Requirement ▸ When a line of the entries below contains "marker", it counts once; state how many such lines there are and nothing else.

Data under study ▸
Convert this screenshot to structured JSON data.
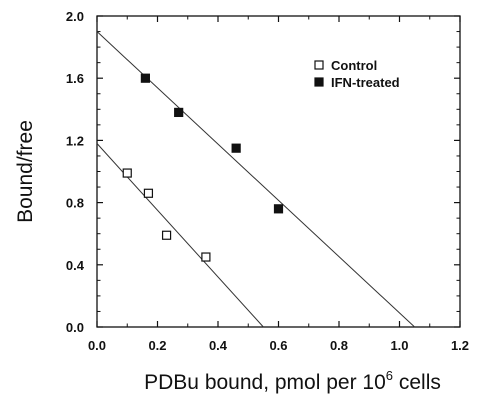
{
  "chart_data": {
    "type": "scatter",
    "xlabel": "PDBu bound, pmol per 10",
    "xlabel_sup": "6",
    "xlabel_suffix": " cells",
    "ylabel": "Bound/free",
    "xlim": [
      0,
      1.2
    ],
    "ylim": [
      0,
      2.0
    ],
    "xticks": [
      "0.0",
      "0.2",
      "0.4",
      "0.6",
      "0.8",
      "1.0",
      "1.2"
    ],
    "yticks": [
      "0.0",
      "0.4",
      "0.8",
      "1.2",
      "1.6",
      "2.0"
    ],
    "grid": false,
    "legend_position": "top-right",
    "series": [
      {
        "name": "Control",
        "marker": "open-square",
        "color": "#111111",
        "points": [
          [
            0.1,
            0.99
          ],
          [
            0.17,
            0.86
          ],
          [
            0.23,
            0.59
          ],
          [
            0.36,
            0.45
          ]
        ],
        "fit_line": [
          [
            0.0,
            1.18
          ],
          [
            0.55,
            0.0
          ]
        ]
      },
      {
        "name": "IFN-treated",
        "marker": "filled-square",
        "color": "#111111",
        "points": [
          [
            0.16,
            1.6
          ],
          [
            0.27,
            1.38
          ],
          [
            0.46,
            1.15
          ],
          [
            0.6,
            0.76
          ]
        ],
        "fit_line": [
          [
            0.0,
            1.9
          ],
          [
            1.05,
            0.0
          ]
        ]
      }
    ]
  }
}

Output for this exercise ▸ 2